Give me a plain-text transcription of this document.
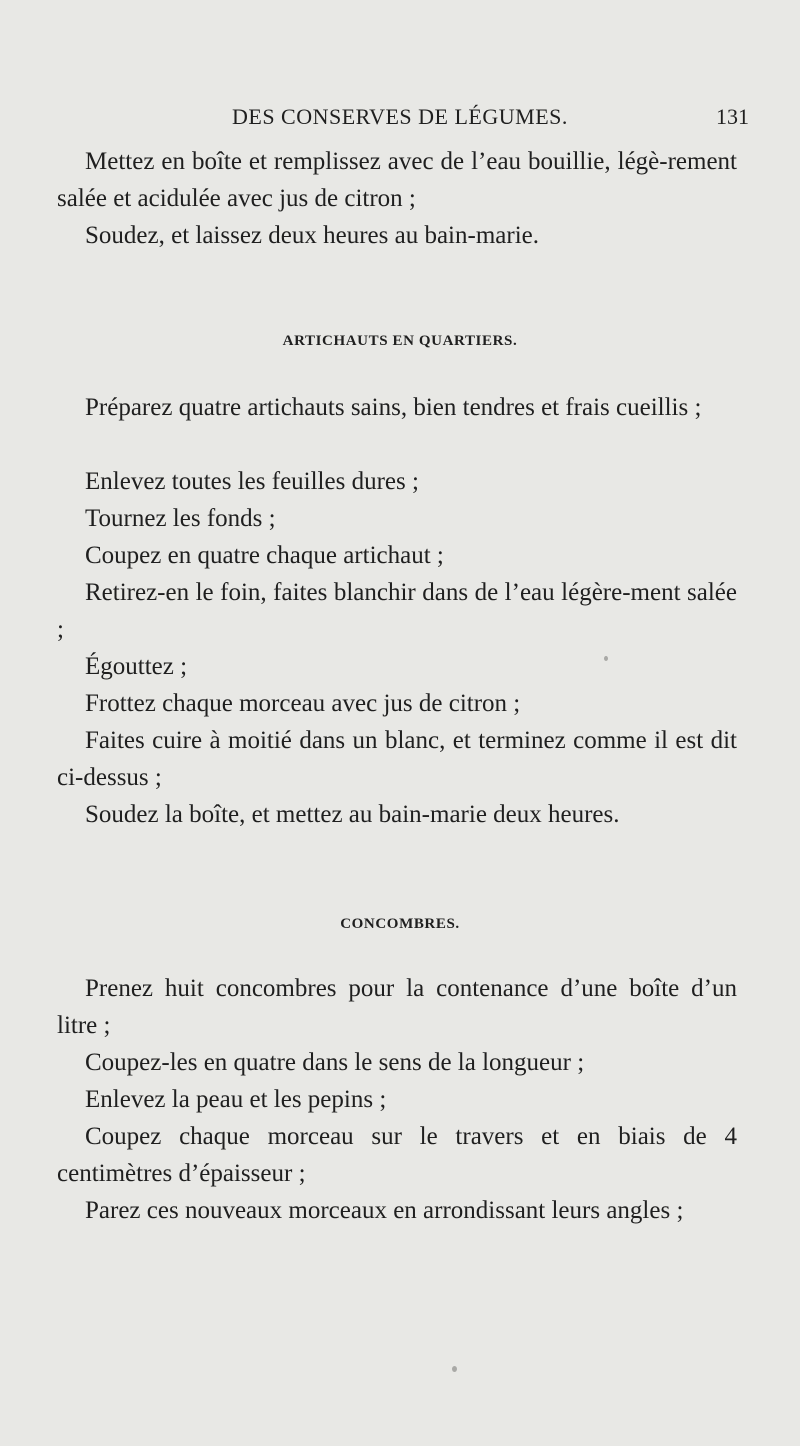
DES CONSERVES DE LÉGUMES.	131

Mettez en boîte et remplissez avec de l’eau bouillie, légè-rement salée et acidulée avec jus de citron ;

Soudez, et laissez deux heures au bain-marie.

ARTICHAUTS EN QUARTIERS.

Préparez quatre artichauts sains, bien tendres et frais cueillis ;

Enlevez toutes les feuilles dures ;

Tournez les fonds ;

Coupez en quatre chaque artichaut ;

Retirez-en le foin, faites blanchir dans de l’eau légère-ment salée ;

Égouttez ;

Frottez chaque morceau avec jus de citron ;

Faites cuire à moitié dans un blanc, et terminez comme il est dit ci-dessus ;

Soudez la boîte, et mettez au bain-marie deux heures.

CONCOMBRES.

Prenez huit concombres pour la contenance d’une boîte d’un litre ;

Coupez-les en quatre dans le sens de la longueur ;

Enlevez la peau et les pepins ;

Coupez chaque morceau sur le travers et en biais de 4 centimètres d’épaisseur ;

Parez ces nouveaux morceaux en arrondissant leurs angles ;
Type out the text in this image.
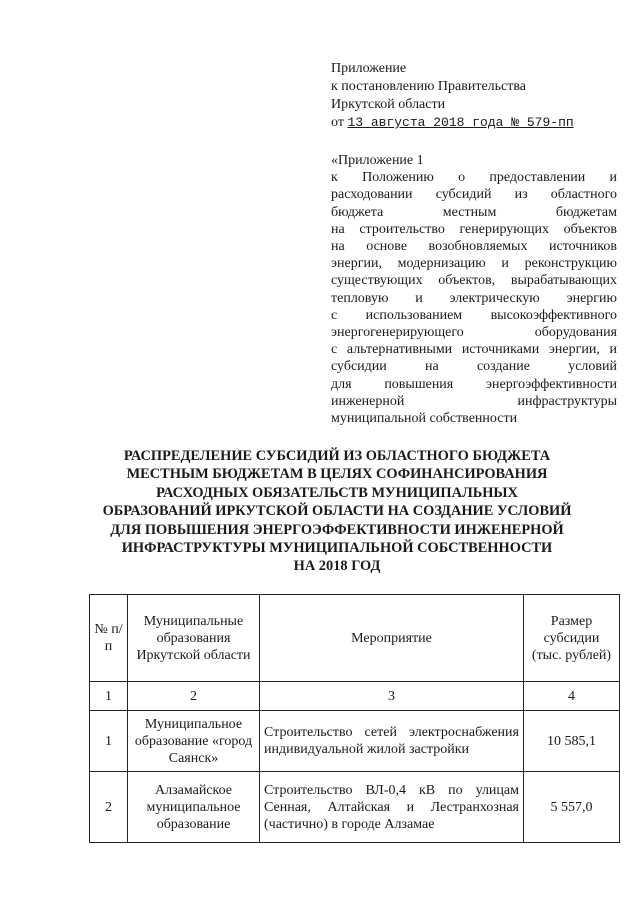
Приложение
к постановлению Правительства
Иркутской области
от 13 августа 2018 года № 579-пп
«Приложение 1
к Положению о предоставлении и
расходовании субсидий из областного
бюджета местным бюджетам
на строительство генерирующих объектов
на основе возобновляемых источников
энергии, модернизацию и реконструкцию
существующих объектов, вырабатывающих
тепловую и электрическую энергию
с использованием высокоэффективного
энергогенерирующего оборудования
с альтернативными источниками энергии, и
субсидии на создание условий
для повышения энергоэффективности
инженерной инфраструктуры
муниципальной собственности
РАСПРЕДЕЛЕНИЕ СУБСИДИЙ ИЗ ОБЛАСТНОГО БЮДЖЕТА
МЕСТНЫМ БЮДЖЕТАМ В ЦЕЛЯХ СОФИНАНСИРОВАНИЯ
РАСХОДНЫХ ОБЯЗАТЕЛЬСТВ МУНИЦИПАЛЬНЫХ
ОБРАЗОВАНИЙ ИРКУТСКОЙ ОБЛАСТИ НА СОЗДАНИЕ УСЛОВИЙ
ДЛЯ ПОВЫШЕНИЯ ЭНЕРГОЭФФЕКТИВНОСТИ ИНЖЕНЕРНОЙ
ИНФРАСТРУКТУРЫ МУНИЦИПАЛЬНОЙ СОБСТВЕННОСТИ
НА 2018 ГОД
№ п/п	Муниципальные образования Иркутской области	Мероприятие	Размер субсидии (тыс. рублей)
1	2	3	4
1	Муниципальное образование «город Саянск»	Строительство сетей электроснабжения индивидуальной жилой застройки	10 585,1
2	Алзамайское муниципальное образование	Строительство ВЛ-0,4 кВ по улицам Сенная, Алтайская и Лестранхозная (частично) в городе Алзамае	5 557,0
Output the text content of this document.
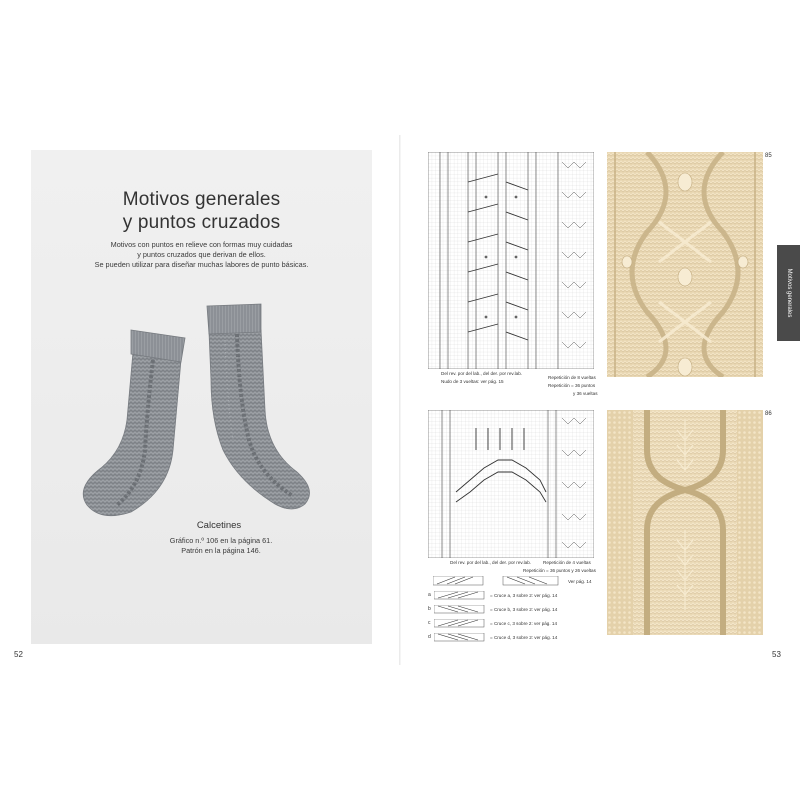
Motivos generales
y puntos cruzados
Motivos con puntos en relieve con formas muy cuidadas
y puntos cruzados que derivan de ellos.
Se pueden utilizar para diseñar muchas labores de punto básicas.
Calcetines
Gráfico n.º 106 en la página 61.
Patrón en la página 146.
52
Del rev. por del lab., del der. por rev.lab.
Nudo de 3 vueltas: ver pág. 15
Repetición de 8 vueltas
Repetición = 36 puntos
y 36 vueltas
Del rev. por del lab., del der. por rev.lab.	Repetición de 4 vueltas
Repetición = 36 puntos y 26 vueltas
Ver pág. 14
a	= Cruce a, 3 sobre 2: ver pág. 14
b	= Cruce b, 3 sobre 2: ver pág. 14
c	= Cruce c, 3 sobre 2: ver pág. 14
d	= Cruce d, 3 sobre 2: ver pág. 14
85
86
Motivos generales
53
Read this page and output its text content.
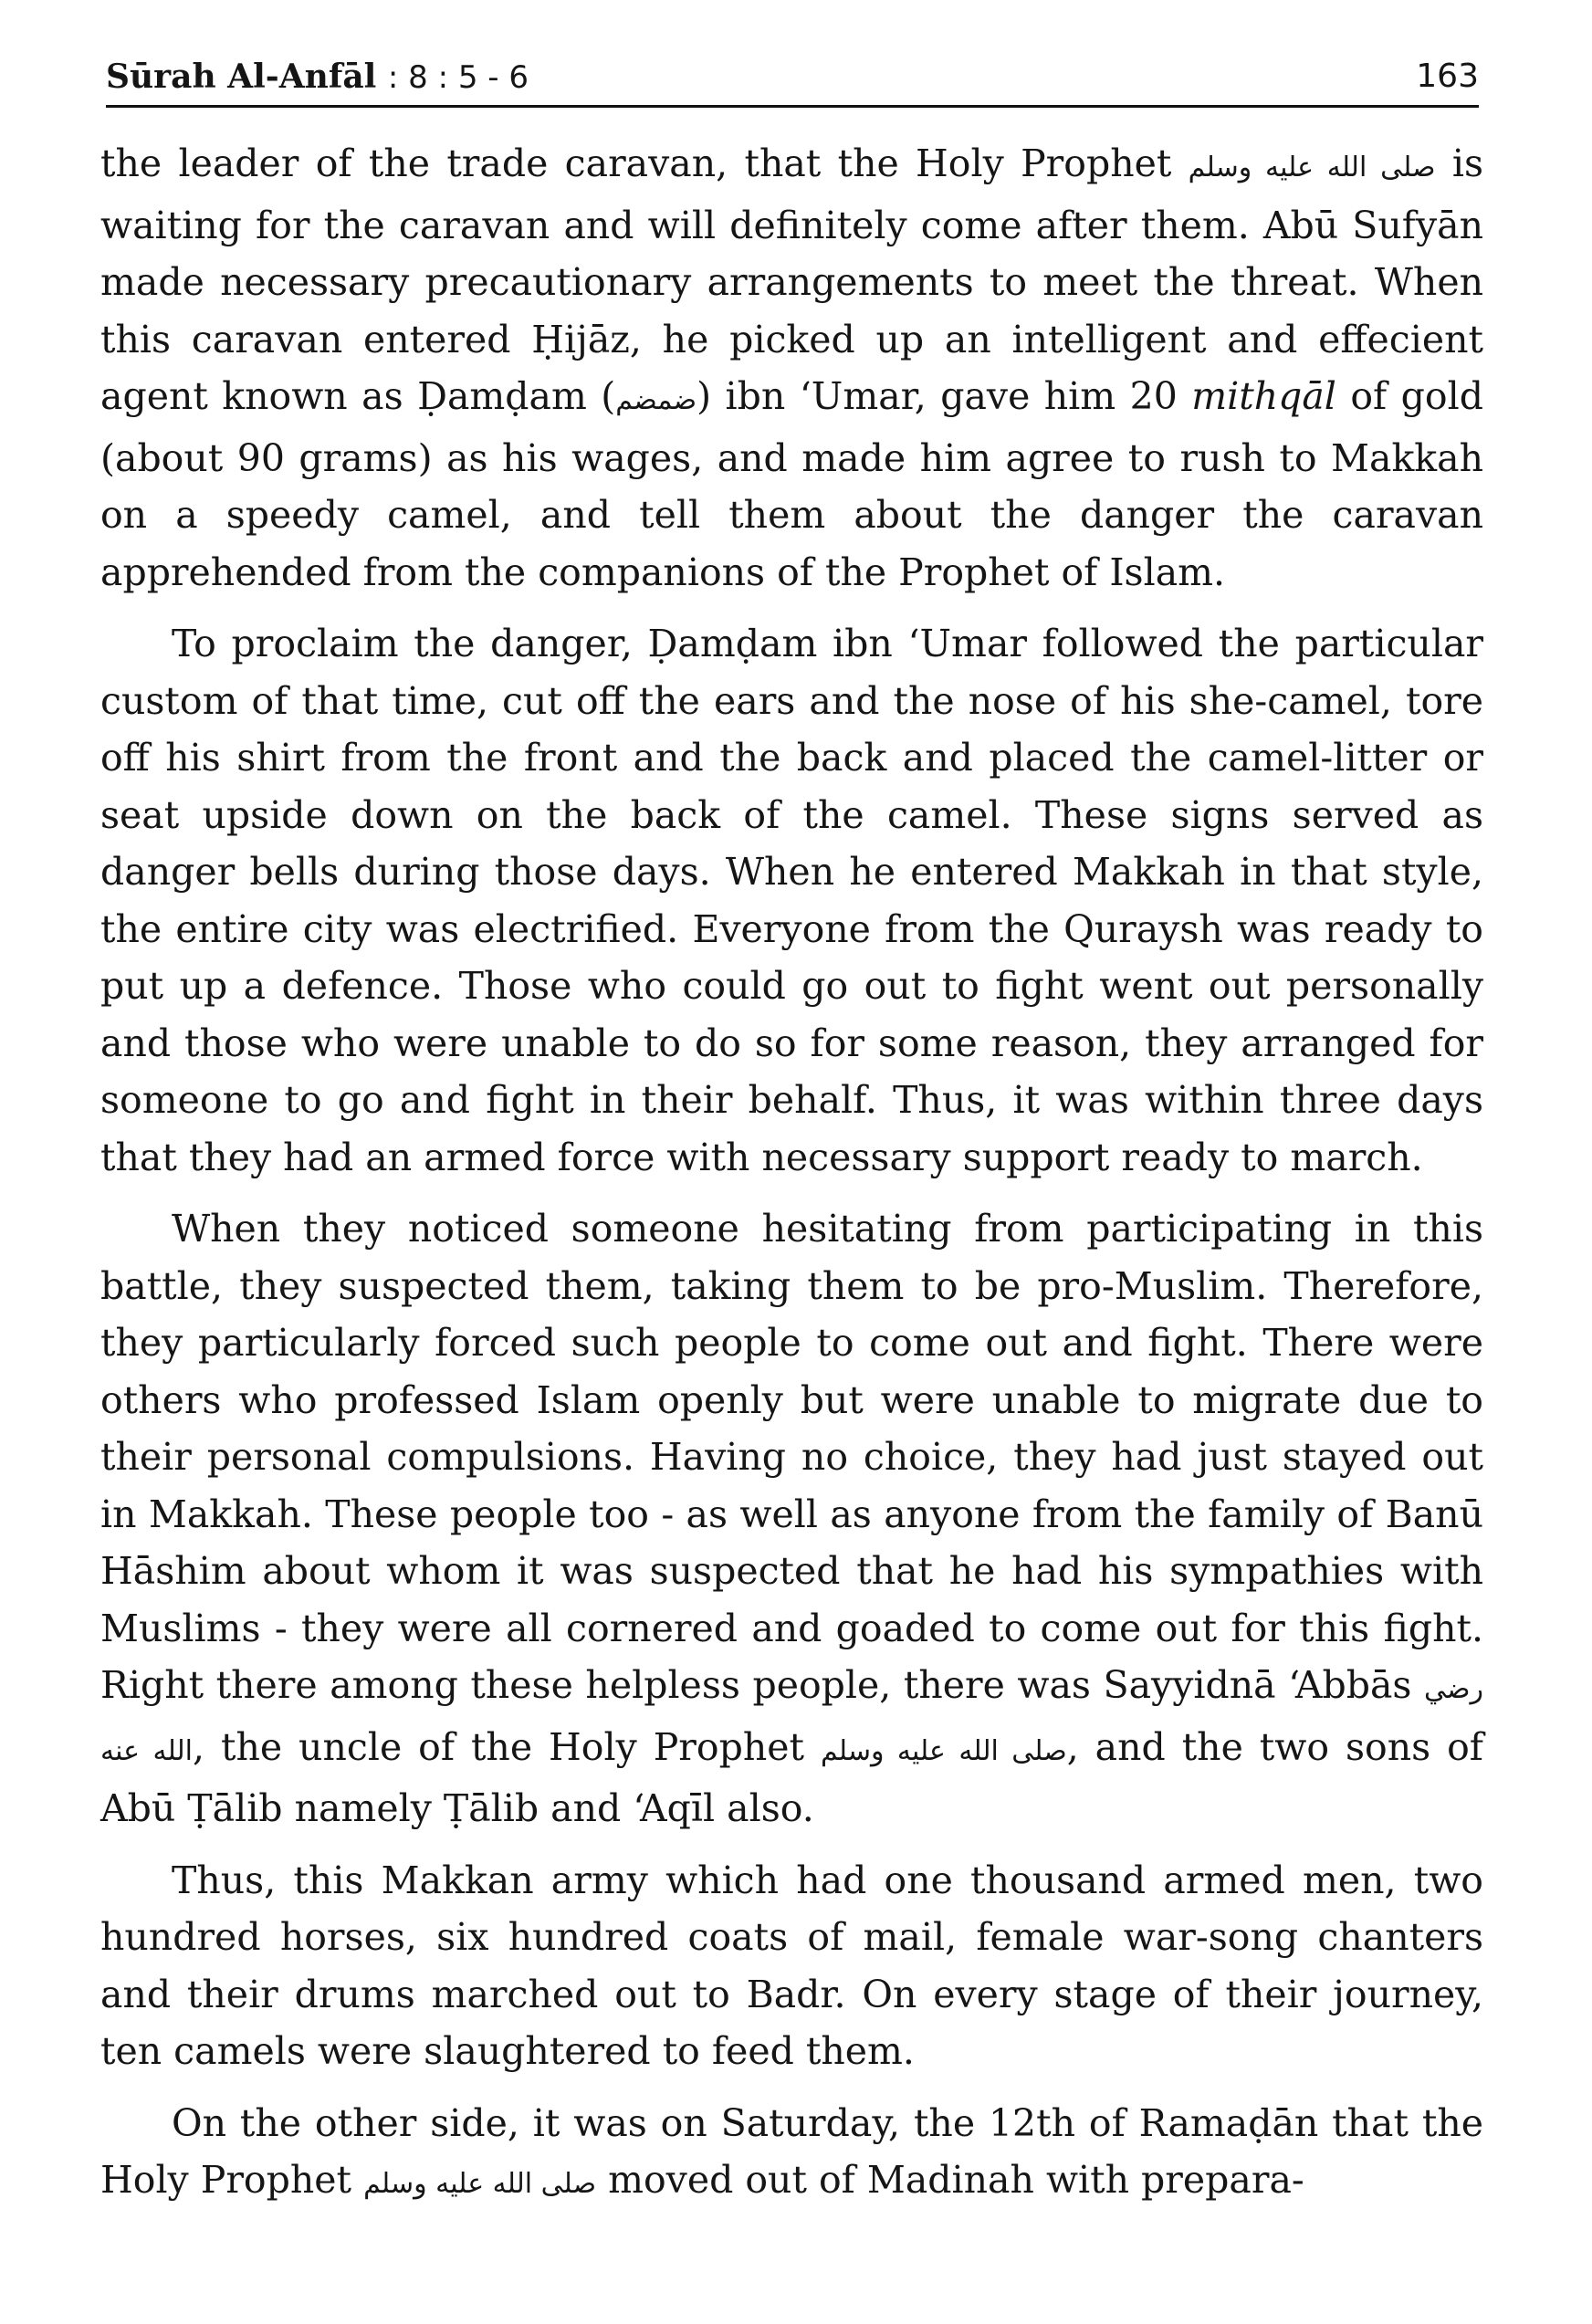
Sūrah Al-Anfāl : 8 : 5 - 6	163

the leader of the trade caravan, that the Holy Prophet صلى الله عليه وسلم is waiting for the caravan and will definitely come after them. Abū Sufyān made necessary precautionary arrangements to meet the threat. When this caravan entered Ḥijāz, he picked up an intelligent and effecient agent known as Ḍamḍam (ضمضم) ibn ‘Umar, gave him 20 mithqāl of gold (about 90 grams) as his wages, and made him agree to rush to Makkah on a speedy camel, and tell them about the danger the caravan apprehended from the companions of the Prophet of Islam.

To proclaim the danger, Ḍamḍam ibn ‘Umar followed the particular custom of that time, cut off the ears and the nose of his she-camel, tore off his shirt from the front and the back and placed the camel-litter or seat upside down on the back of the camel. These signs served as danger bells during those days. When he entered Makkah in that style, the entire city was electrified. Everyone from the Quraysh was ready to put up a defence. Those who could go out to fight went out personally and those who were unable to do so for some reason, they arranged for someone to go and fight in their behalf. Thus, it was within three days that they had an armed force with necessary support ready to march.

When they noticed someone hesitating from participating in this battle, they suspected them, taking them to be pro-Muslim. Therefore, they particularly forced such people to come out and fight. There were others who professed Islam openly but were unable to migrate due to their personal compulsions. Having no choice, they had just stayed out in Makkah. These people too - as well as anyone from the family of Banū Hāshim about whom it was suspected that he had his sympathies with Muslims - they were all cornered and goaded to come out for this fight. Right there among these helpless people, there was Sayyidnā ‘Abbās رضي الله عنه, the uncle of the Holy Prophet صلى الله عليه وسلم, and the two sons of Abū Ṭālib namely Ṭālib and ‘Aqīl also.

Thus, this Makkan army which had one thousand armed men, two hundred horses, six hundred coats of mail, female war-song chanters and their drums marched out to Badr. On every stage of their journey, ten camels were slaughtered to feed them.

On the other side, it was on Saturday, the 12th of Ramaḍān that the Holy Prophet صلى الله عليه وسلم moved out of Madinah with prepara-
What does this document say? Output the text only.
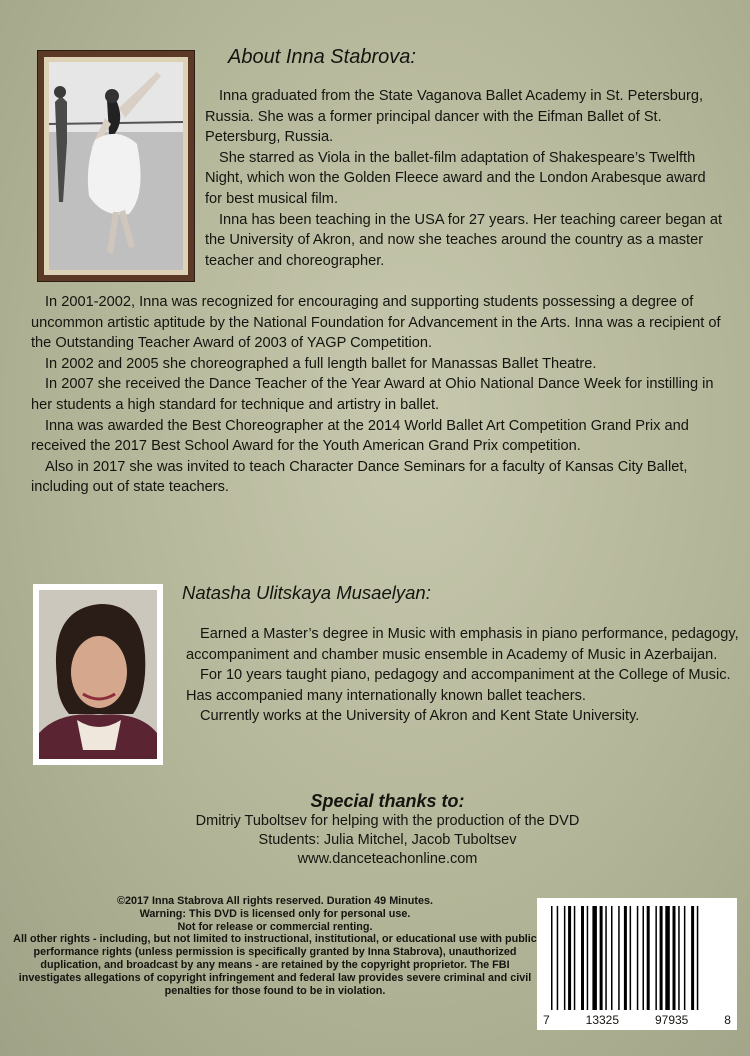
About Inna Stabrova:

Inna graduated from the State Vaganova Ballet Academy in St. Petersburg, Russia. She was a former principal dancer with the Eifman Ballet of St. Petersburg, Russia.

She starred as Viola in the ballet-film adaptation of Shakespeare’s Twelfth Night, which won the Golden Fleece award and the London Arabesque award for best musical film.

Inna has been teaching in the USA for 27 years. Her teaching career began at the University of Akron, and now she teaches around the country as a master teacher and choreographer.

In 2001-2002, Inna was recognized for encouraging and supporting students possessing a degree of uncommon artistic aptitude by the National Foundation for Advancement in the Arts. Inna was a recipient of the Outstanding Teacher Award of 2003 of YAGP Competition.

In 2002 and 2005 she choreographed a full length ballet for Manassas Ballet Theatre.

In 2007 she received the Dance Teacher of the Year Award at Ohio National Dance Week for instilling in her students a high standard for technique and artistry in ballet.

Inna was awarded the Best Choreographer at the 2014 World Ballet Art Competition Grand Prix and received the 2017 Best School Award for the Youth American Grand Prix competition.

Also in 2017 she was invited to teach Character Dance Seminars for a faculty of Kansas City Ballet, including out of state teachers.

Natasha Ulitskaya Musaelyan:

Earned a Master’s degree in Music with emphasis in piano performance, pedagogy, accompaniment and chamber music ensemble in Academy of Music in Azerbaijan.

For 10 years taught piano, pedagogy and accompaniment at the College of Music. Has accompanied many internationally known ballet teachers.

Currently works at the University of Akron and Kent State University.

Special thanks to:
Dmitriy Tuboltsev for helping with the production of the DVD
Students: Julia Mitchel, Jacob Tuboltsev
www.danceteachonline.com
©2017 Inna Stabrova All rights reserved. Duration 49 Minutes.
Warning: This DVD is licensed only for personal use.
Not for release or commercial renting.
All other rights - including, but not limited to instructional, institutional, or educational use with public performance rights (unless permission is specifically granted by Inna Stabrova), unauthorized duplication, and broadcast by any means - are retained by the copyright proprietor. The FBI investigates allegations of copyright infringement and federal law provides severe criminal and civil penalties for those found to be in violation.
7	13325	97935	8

※

* [Written request]: Count every line in the data where the string "only" occurs. Give nothing except the number.

* [The output]: 2